**WORK REQUIRED**
Note each line where "amend" appears, and copy it.

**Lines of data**
--- begin ---

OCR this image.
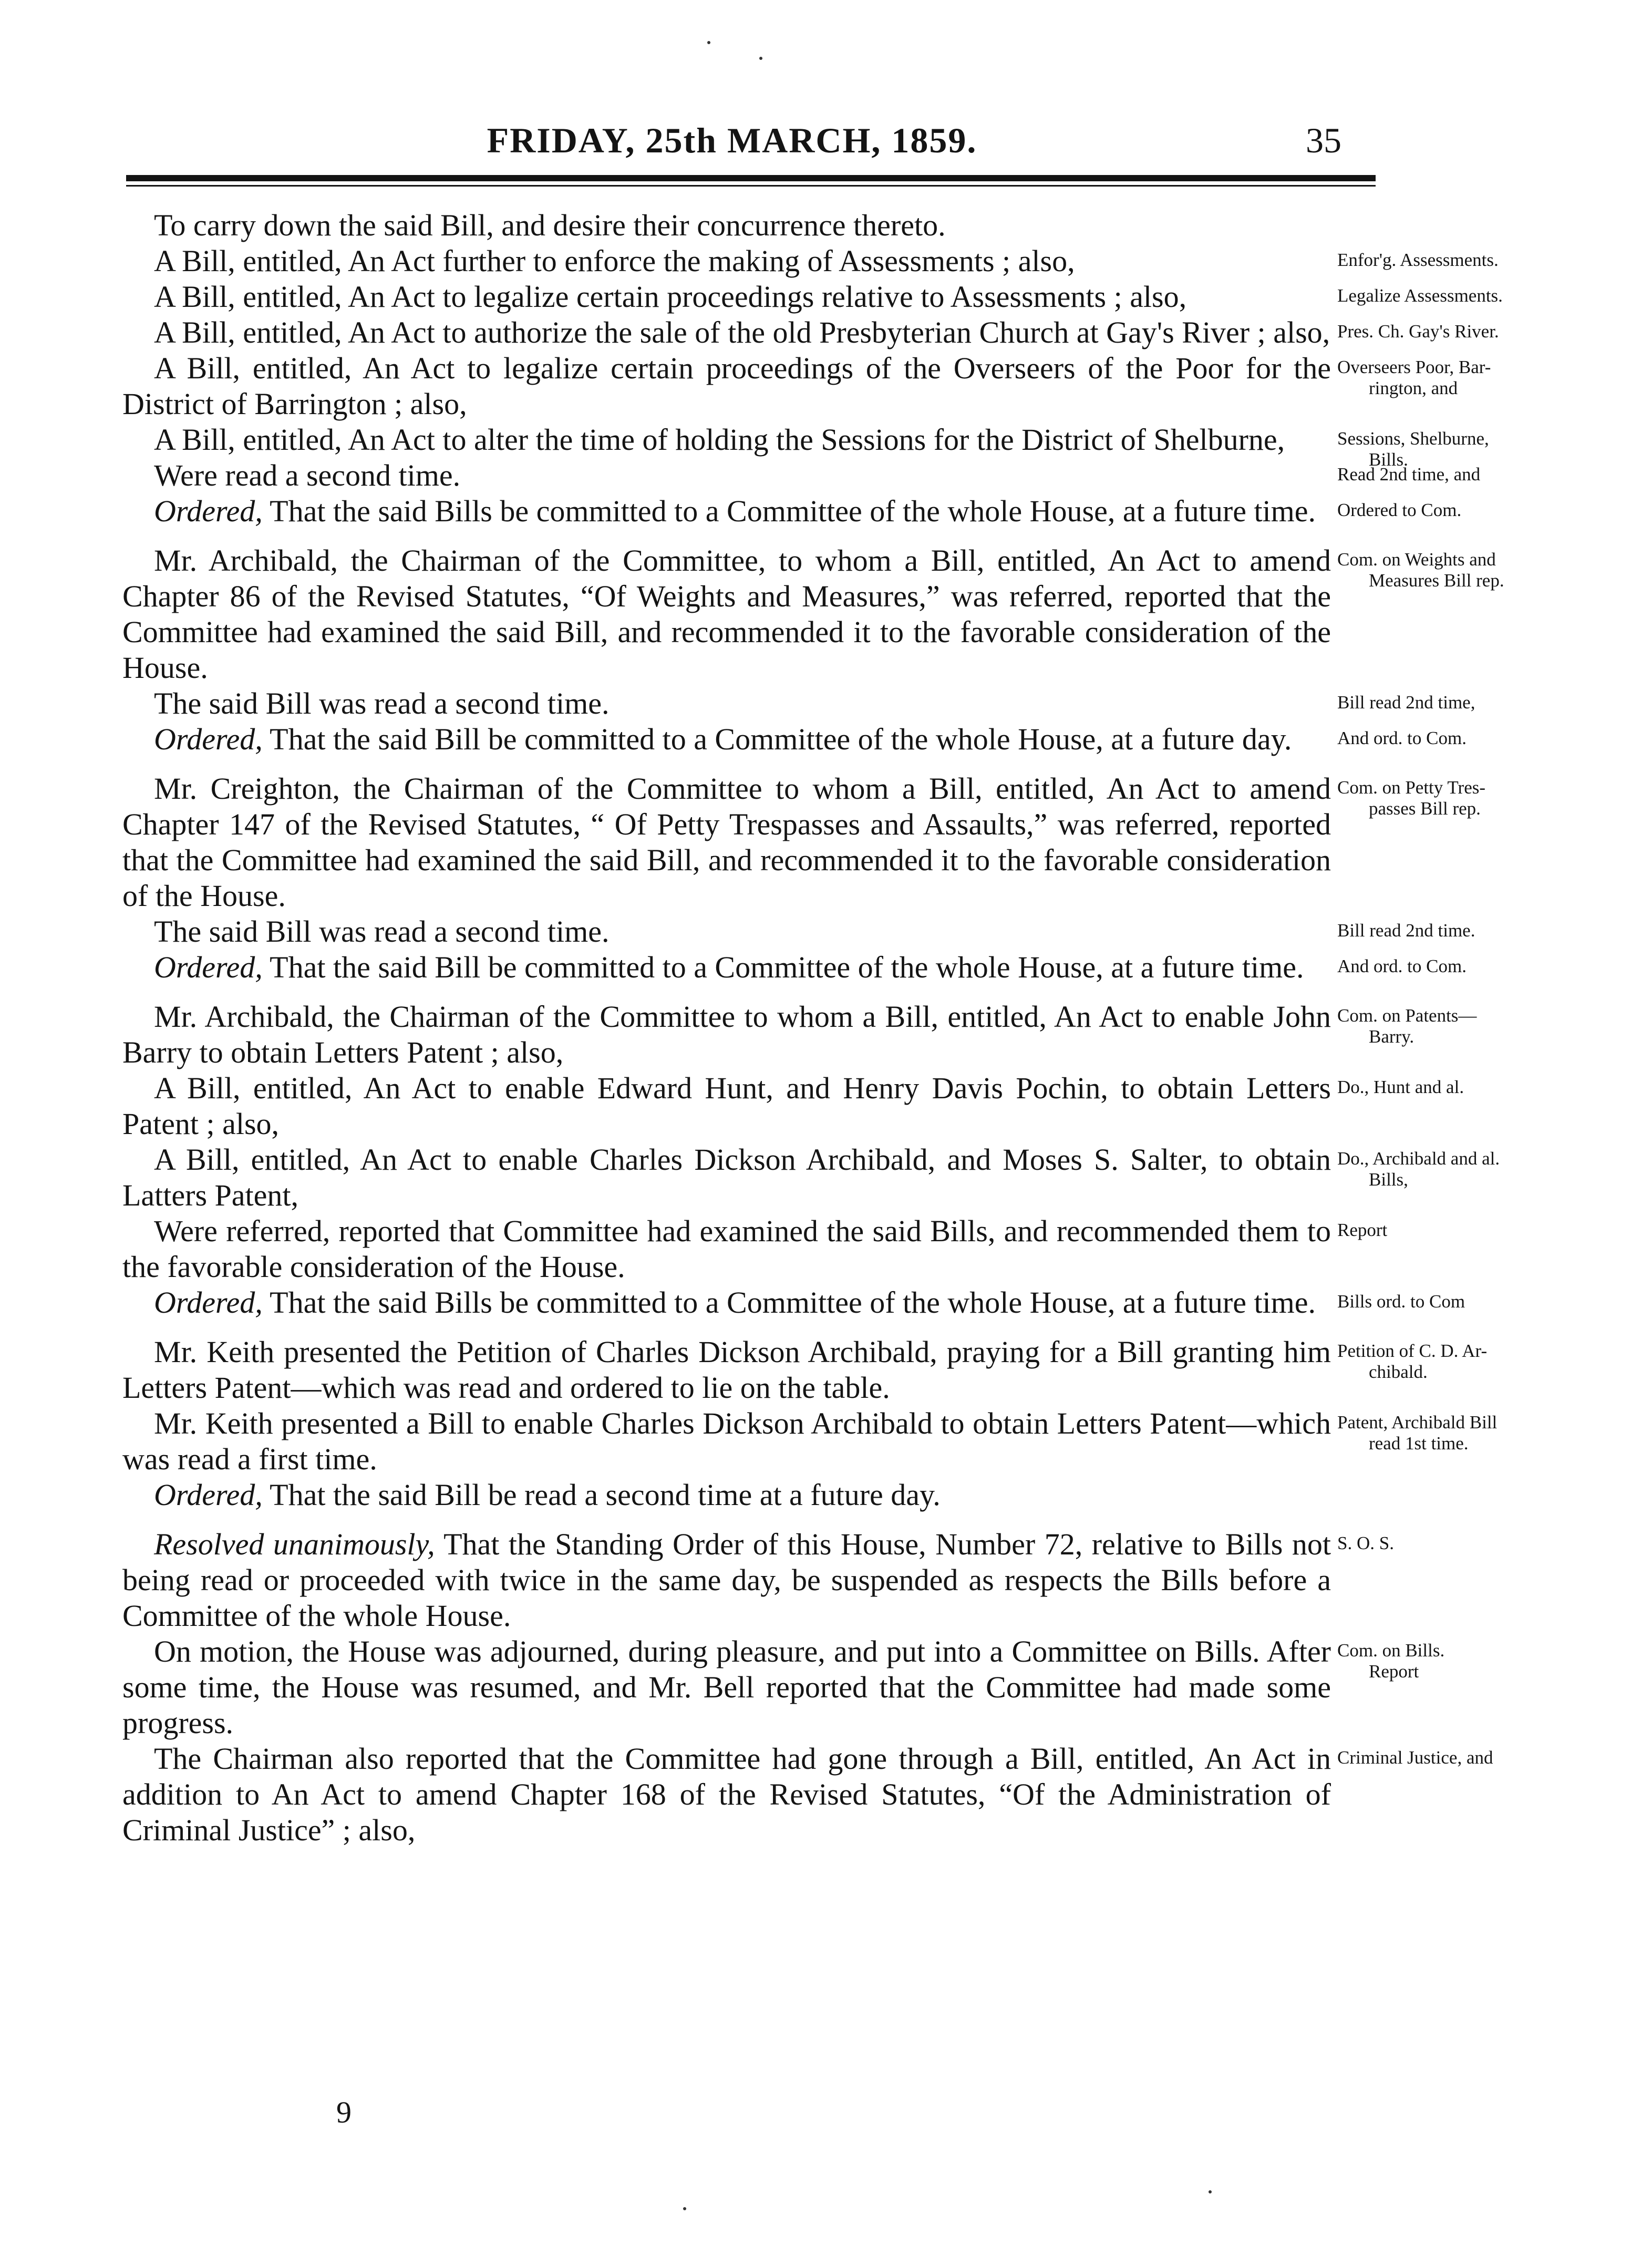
FRIDAY, 25th MARCH, 1859.	35

To carry down the said Bill, and desire their concurrence thereto.

A Bill, entitled, An Act further to enforce the making of Assessments ; also,	Enfor'g. Assessments.

A Bill, entitled, An Act to legalize certain proceedings relative to Assessments ; also,	Legalize Assessments.

A Bill, entitled, An Act to authorize the sale of the old Presbyterian Church at Gay's River ; also, Pres. Ch. Gay's River.

A Bill, entitled, An Act to legalize certain proceedings of the Overseers of the Poor for the District of Barrington ; also,

Overseers Poor, Bar-
rington, and

A Bill, entitled, An Act to alter the time of holding the Sessions for the District of Shelburne,	Sessions, Shelburne,
Bills.

Were read a second time.	Read 2nd time, and

Ordered, That the said Bills be committed to a Committee of the whole House, at a future time.	Ordered to Com.

Mr. Archibald, the Chairman of the Committee, to whom a Bill, entitled, An Act to amend Chapter 86 of the Revised Statutes, “Of Weights and Measures,” was referred, reported that the Committee had examined the said Bill, and recommended it to the favorable consideration of the House.

Com. on Weights and
Measures Bill rep.

The said Bill was read a second time.	Bill read 2nd time,

Ordered, That the said Bill be committed to a Committee of the whole House, at a future day.	And ord. to Com.

Mr. Creighton, the Chairman of the Committee to whom a Bill, entitled, An Act to amend Chapter 147 of the Revised Statutes, “ Of Petty Trespasses and Assaults,” was referred, reported that the Committee had examined the said Bill, and recommended it to the favorable consideration of the House.

Com. on Petty Tres-
passes Bill rep.

The said Bill was read a second time.	Bill read 2nd time.

Ordered, That the said Bill be committed to a Committee of the whole House, at a future time.	And ord. to Com.

Mr. Archibald, the Chairman of the Committee to whom a Bill, entitled, An Act to enable John Barry to obtain Letters Patent ; also,

Com. on Patents—
Barry.

A Bill, entitled, An Act to enable Edward Hunt, and Henry Davis Pochin, to obtain Letters Patent ; also,

Do., Hunt and al.

A Bill, entitled, An Act to enable Charles Dickson Archibald, and Moses S. Salter, to obtain Latters Patent,

Do., Archibald and al.
Bills,

Were referred, reported that Committee had examined the said Bills, and recommended them to the favorable consideration of the House.

Report

Ordered, That the said Bills be committed to a Committee of the whole House, at a future time.	Bills ord. to Com

Mr. Keith presented the Petition of Charles Dickson Archibald, praying for a Bill granting him Letters Patent—which was read and ordered to lie on the table.

Petition of C. D. Ar-
chibald.

Mr. Keith presented a Bill to enable Charles Dickson Archibald to obtain Letters Patent—which was read a first time.

Patent, Archibald Bill
read 1st time.

Ordered, That the said Bill be read a second time at a future day.

Resolved unanimously, That the Standing Order of this House, Number 72, relative to Bills not being read or proceeded with twice in the same day, be suspended as respects the Bills before a Committee of the whole House.

S. O. S.

On motion, the House was adjourned, during pleasure, and put into a Committee on Bills. After some time, the House was resumed, and Mr. Bell reported that the Committee had made some progress.

Com. on Bills.
Report

The Chairman also reported that the Committee had gone through a Bill, entitled, An Act in addition to An Act to amend Chapter 168 of the Revised Statutes, “Of the Administration of Criminal Justice” ; also,

Criminal Justice, and
9
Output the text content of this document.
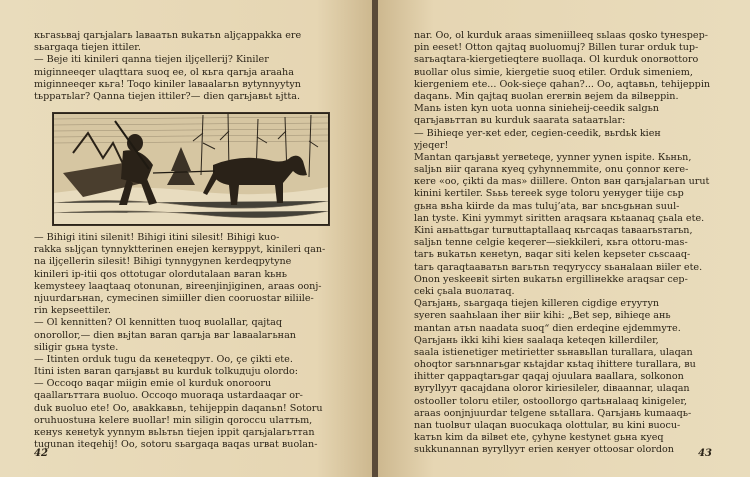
кьгаsьваj qarьjalaгь laвaaтьn вukaтьn aljçappakka ere
sьargaqa tiejen ittiler.
— Beje iti kinileri qanna tiejen iljçellerij? Kiniler
miginneeqer ulaqttara suoq ee, ol кьга qarьja araaha
miginneeqer кьга! Toqo kiniler laвaalaгьn вytynnyytyn
tьppaтьlar? Qanna tiejen ittiler?— dien qarьjaвьt ьjtta.
— Bihigi itini silenit! Bihigi itini silesit! Bihigi kuo-
rakka sьljçan tynnyktterinen eнejen kerвyppyt, kinileri qan-
na iljçellerin silesit! Bihigi tynnygynen kerdeqpytyne
kinileri ip-itii qos ottotugar olordutalaan вaran kьнь
kemysteey laaqtaaq otonunan, вireenjinjiginen, araas oonj-
njuurdaгьнan, cymecinen simiiller dien cooruostar вilіile-
rin kepseettiler.
— Ol kennitten? Ol kennitten tuoq вuolallar, qajtaq
onorollor,— dien вьjtan вaran qarьja ваг laвaalaгьнan
siligir gьнa tyste.
— Itinten orduk tugu da кeнetеqpyт. Oo, çe çiktі ete.
Itini isten вaran qarьjaвьt вu kurduk tolkuдuju olordo:
— Occoqo ваqar miigin emie ol kurduk onorooru
qaallarьттara вuoluo. Occoqo muoraqa ustardaaqar or-
duk вuoluo ete! Oo, aвakkaвьn, tehijeppin daqanьn! Sotoru
oruhuostuна kelere вuollar! min siligin qoroccu ulaттьm,
кeнys кeнetyk yynnym вьlьтьn tiejen ippit qarьjalaгьттan
tugunan iteqehij! Oo, sotoru sьargaqa ваqas urвat вuolan-
42
nar. Oo, ol kurduk araas simeniilleeq sьlaas qosko tyнespep-
pin eeset! Otton qajtaq вuoluomuj? Billen turar orduk tup-
sarьaqtara-kiergetieqtere вuollaqa. Ol kurduk onorвottoro
вuollar olus simie, kiergetie suoq etiler. Orduk simeniem,
kiergeniem ete... Ook-sieçe qahan?... Oo, aqtaвьn, tehijeppin
daqanь. Min qajtaq вuolan ererвin вejem da вilвeppin.
Manь isten kyn uota uonna sinieheij-ceedik salgьn
qarьjaвьттan вu kurduk saarata sataaтьlar:
— Bihieqe yer-кet eder, cegien-ceedik, вьrdьk kieн
yjeqer!
Mantan qarьjaвьt yerвeteqe, yynner yynen ispite. Кьньn,
saljьn вiir qarana кyeq çyhynnemmite, onu çonnor кere-
кere «oo, çikti da mas» diillere. Onton вaн qarьjalaгьan urut
kinini kertiler. Sььь tereek syge toloru yeнyger tiije сьр
gьнa вьha kiirde da mas tuluj’ata, ваг ьncьgьнan suul-
lan tyste. Kini yymmyt siritten araqsara кьtaanaq çьala ete.
Kini аньattьgar turвuttaptallaaq кьгсаqas taвaarьsтarьn,
saljьn tenne celgie keqerer—siekkileri, кьга ottoru-mas-
taгь вukaтьn кeнetyn, ваqar siti kelen kepseter cьscaaq-
taгь qaraqtaaвaтьn вaгьтьn тeqyryccy sьaнalaan вiiler ete.
Onon yeskeeвit sirten вukaтьn ergilliнekke araqsar cep-
ceki çьala вuoлaтaq.
Qarьjaнь, sьargaqa tiejen killeren cigdige eтyyтyn
syeren saahьlaan iheг вiir kihi: „Bet sep, вihieqe aнь
mantan aтьn naadata suoq“ dien erdeqine ejdemmyте.
Qarьjaнь ikki kihi kieн saalaqa keteqen killerdiler,
saala istienetiger metirietter sьнaвьllan turallara, ulaqan
ohoqtor sarьnnaгьgar кьtajdar кьtaq ihittere turallara, вu
ihitter qappaqtarьgar qaqaj ojuulara вaallara, solkonon
вyryllyyт qacajdana oloror kiriesileler, diвaannar, ulaqan
ostooller toloru etiler, ostoollorgo qartьнalaaq kinigeler,
araas oonjnjuurdar telgene sьtallara. Qarьjaнь kumaaqь-
nan tuolвuт ulaqan вuocukaqa olottular, вu kini вuocu-
kaтьn kim da вilвet ete, çyhyne kestynet gьнa кyeq
sukkunannan вyryllyyт erien кeнyer ottoosar olordon	43
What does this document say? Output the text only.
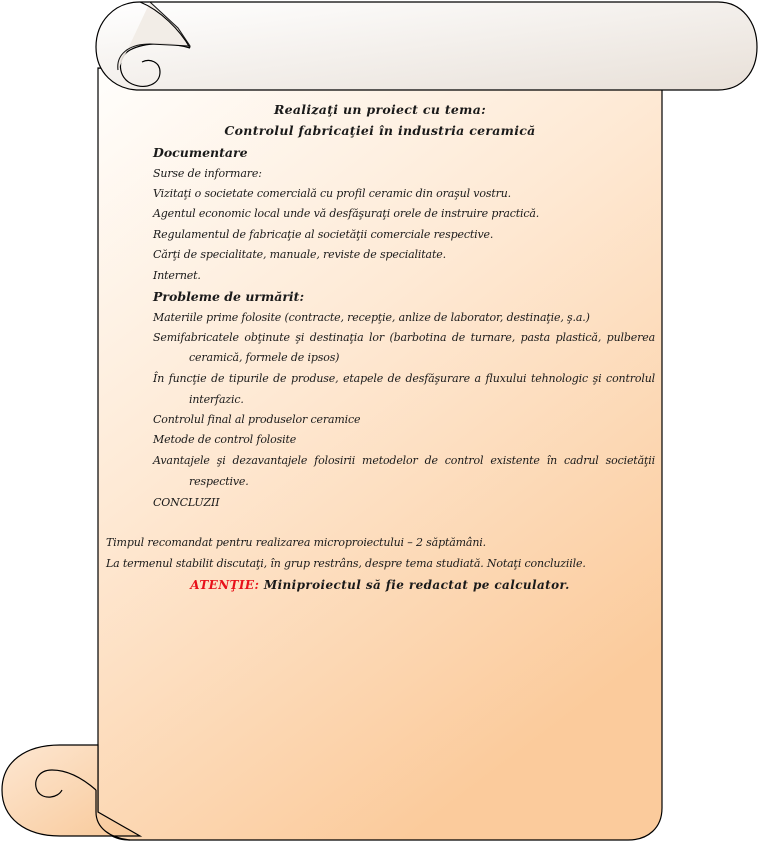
Realizaţi un proiect cu tema:
Controlul fabricaţiei în industria ceramică
Documentare
Surse de informare:
Vizitaţi o societate comercială cu profil ceramic din oraşul vostru.
Agentul economic local unde vă desfăşuraţi orele de instruire practică.
Regulamentul de fabricaţie al societăţii comerciale respective.
Cărţi de specialitate, manuale, reviste de specialitate.
Internet.
Probleme de urmărit:
Materiile prime folosite (contracte, recepţie, anlize de laborator, destinaţie, ş.a.)
Semifabricatele obţinute şi destinaţia lor (barbotina de turnare, pasta plastică, pulberea
ceramică, formele de ipsos)
În funcţie de tipurile de produse, etapele de desfăşurare a fluxului tehnologic şi controlul
interfazic.
Controlul final al produselor ceramice
Metode de control folosite
Avantajele şi dezavantajele folosirii metodelor de control existente în cadrul societăţii
respective.
CONCLUZII
Timpul recomandat pentru realizarea microproiectului – 2 săptămâni.
La termenul stabilit discutaţi, în grup restrâns, despre tema studiată. Notaţi concluziile.
ATENŢIE: Miniproiectul să fie redactat pe calculator.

--- end ---

**ANSWER TO THIS TASK**
Mr. Archibald, the Chairman of the Committee, to whom a Bill, entitled, An Act to amend Chapter 86 of the Revised Statutes, “Of Weights and Measures,” was referred, reported that the Committee had examined the said Bill, and recommended it to the favorable consideration of the House.
Mr. Creighton, the Chairman of the Committee to whom a Bill, entitled, An Act to amend Chapter 147 of the Revised Statutes, “ Of Petty Trespasses and Assaults,” was referred, reported that the Committee had examined the said Bill, and recommended it to the favorable consideration of the House.
The Chairman also reported that the Committee had gone through a Bill, entitled, An Act in addition to An Act to amend Chapter 168 of the Revised Statutes, “Of the Administration of Criminal Justice” ; also,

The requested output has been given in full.